**EXERCISE MATERIALS:**
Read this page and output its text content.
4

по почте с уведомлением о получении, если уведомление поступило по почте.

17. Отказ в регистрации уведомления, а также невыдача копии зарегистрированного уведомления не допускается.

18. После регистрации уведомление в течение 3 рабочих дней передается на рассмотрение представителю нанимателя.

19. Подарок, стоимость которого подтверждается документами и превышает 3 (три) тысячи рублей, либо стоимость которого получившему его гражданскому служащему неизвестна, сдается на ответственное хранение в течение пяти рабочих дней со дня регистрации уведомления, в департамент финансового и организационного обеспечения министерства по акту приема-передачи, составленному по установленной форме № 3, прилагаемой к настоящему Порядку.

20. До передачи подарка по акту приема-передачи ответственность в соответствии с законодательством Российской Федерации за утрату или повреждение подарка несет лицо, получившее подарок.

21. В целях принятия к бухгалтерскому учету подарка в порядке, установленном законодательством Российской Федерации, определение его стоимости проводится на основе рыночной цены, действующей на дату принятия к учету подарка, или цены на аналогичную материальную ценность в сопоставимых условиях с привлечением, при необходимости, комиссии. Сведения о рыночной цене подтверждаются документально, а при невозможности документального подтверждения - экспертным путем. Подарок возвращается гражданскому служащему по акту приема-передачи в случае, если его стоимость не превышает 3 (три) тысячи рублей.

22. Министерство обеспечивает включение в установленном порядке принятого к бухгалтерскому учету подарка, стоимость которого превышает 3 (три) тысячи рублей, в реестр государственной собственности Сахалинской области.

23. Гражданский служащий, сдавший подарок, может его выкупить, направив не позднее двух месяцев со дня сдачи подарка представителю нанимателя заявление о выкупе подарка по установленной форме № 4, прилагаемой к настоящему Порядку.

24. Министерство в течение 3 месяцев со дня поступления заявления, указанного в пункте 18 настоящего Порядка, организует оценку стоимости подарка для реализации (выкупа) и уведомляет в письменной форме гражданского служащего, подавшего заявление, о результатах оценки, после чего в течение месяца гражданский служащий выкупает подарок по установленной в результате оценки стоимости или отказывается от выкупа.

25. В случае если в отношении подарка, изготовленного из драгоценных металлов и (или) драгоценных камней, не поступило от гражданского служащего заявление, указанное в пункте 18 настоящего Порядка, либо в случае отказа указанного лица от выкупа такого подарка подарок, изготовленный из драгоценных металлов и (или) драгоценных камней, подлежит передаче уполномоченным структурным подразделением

**REQUEST:** Pull out the lines above in which the word "акту" appears.

**EXPECTED ANSWER:**
19. Подарок, стоимость которого подтверждается документами и превышает 3 (три) тысячи рублей, либо стоимость которого получившему его гражданскому служащему неизвестна, сдается на ответственное хранение в течение пяти рабочих дней со дня регистрации уведомления, в департамент финансового и организационного обеспечения министерства по акту приема-передачи, составленному по установленной форме № 3, прилагаемой к настоящему Порядку.
20. До передачи подарка по акту приема-передачи ответственность в соответствии с законодательством Российской Федерации за утрату или повреждение подарка несет лицо, получившее подарок.
21. В целях принятия к бухгалтерскому учету подарка в порядке, установленном законодательством Российской Федерации, определение его стоимости проводится на основе рыночной цены, действующей на дату принятия к учету подарка, или цены на аналогичную материальную ценность в сопоставимых условиях с привлечением, при необходимости, комиссии. Сведения о рыночной цене подтверждаются документально, а при невозможности документального подтверждения - экспертным путем. Подарок возвращается гражданскому служащему по акту приема-передачи в случае, если его стоимость не превышает 3 (три) тысячи рублей.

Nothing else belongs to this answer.